_Exercise_
Go through the listing and copy each line with the string "ylabel".

━━━ Records for processing

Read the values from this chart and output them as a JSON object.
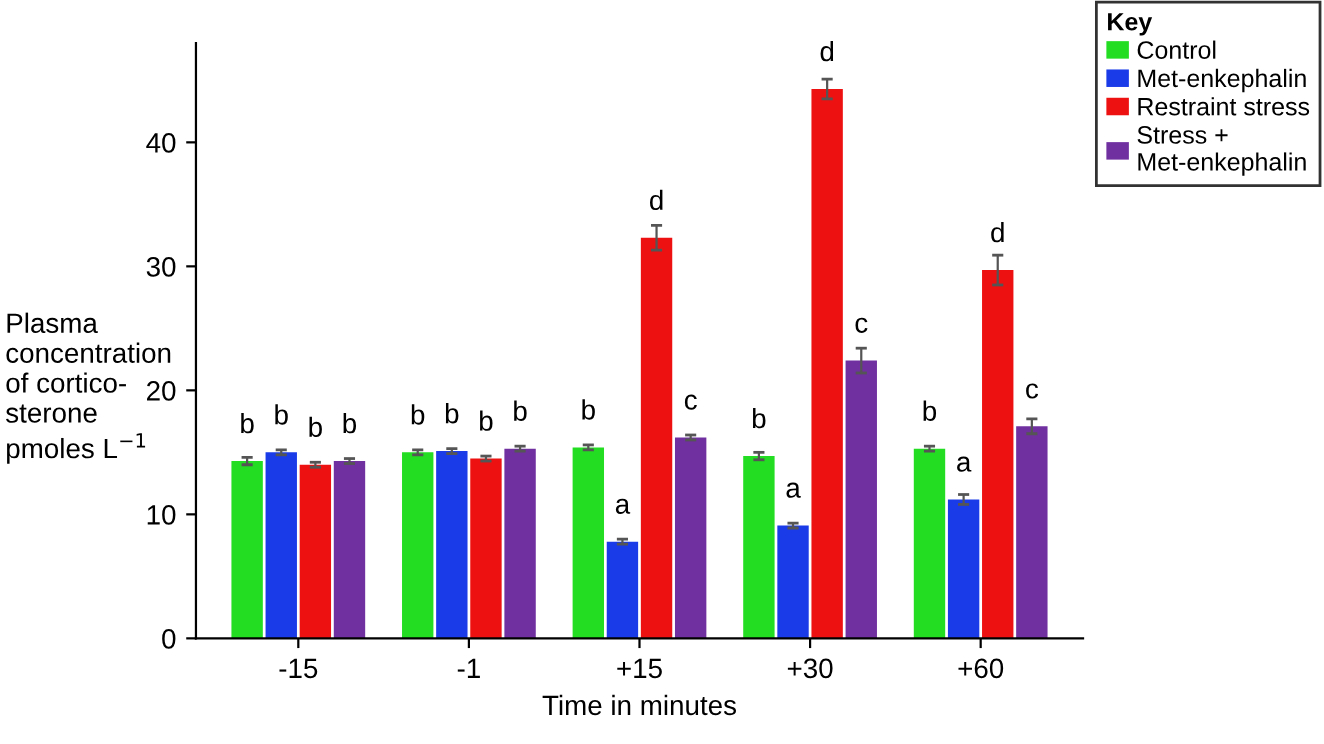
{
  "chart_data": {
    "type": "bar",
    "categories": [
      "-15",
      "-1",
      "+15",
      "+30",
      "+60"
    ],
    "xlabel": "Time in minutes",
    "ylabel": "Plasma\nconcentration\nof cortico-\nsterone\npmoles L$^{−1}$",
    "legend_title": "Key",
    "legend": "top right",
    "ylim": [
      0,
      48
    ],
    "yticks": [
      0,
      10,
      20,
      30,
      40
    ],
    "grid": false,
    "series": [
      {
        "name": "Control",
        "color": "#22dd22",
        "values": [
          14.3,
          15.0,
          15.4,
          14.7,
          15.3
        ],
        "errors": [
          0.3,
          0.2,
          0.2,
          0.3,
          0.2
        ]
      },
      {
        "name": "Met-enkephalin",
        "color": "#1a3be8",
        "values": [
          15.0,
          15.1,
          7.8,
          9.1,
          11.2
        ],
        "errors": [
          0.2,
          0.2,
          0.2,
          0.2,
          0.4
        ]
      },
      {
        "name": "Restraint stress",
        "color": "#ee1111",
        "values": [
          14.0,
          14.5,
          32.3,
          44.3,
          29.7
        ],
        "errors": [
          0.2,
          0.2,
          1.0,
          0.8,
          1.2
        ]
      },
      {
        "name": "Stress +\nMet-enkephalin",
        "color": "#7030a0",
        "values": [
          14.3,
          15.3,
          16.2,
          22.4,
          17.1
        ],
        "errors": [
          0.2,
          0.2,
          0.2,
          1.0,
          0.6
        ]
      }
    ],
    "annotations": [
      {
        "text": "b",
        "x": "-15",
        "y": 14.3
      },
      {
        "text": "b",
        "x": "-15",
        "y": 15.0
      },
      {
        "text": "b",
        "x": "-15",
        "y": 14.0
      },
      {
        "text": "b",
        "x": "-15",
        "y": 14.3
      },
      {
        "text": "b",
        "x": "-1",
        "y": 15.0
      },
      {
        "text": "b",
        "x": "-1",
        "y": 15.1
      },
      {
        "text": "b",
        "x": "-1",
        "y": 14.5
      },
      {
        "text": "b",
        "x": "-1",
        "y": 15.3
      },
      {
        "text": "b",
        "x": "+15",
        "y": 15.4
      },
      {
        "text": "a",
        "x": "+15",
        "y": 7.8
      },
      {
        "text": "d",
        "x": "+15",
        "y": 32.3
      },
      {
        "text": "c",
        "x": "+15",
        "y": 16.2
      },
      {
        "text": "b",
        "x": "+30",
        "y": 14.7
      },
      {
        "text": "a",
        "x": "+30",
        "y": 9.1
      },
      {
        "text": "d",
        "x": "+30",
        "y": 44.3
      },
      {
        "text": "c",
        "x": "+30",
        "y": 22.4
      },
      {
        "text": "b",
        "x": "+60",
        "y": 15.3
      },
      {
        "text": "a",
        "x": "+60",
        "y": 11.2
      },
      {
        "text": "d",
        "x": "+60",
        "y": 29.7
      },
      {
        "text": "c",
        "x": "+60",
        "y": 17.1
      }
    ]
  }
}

━━━━━━
━━━ Records for processing

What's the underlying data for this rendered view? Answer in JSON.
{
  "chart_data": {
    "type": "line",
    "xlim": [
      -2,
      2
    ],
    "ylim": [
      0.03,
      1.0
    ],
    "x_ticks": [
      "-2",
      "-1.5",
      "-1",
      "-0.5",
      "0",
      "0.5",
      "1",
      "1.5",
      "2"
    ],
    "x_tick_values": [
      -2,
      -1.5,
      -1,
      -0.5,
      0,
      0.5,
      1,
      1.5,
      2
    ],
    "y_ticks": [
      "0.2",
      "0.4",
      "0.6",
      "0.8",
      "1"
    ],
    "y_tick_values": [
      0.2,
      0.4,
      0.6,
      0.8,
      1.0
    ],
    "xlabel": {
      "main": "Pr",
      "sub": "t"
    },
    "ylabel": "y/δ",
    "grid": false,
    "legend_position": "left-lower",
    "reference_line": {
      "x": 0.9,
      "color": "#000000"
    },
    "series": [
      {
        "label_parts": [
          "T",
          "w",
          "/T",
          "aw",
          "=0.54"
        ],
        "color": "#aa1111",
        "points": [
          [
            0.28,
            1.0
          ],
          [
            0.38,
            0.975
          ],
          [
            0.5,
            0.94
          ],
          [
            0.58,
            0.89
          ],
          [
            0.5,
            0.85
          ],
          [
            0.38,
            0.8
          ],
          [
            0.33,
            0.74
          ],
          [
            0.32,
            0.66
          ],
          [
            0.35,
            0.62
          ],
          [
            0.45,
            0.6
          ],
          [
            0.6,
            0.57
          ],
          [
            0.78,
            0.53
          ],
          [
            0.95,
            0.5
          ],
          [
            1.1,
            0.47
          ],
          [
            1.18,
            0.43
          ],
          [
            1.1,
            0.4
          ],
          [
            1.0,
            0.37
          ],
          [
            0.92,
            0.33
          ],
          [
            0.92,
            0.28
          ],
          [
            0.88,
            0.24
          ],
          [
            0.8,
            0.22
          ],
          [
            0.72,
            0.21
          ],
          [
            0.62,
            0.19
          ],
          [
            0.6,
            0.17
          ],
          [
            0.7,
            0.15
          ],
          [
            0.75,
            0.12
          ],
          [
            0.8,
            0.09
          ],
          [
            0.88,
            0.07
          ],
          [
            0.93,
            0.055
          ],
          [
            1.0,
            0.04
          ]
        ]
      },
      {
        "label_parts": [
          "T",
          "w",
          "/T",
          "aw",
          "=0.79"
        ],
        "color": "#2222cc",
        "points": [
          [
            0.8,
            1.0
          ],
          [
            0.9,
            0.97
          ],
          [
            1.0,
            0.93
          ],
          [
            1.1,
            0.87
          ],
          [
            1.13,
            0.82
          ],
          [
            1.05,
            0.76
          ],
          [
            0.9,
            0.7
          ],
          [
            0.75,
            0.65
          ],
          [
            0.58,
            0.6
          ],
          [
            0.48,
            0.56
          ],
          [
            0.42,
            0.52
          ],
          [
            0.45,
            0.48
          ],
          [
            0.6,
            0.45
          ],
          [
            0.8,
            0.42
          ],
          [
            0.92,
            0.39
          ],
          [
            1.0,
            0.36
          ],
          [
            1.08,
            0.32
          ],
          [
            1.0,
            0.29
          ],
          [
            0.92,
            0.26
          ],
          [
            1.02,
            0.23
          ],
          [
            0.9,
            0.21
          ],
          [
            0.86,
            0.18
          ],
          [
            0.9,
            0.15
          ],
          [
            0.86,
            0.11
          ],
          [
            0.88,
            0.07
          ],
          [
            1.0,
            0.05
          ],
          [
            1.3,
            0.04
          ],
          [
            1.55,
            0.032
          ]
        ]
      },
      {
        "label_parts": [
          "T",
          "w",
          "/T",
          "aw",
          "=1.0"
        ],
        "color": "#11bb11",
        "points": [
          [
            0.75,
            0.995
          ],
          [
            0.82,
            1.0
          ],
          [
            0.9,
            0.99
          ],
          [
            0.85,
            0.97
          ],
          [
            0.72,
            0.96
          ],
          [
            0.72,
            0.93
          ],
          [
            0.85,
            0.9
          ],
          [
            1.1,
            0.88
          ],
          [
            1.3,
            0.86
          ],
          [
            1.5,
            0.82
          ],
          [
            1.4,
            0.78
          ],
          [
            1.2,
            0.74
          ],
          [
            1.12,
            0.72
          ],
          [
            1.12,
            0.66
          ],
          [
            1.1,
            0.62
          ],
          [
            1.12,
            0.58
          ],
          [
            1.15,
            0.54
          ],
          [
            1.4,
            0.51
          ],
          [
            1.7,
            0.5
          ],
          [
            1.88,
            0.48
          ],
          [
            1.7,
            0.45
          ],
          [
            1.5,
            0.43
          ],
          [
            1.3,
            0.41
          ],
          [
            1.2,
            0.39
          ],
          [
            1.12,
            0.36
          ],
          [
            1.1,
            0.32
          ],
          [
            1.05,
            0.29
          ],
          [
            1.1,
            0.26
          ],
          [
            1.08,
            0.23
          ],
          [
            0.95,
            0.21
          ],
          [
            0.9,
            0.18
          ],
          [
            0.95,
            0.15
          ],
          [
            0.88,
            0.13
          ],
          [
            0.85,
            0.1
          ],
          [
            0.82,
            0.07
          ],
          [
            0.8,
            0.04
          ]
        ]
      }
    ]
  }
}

━━━━━━

_Worked solution_
    "ylabel": "Plasma\nconcentration\nof cortico-\nsterone\npmoles L$^{−1}$",
    "ylabel": "y/δ",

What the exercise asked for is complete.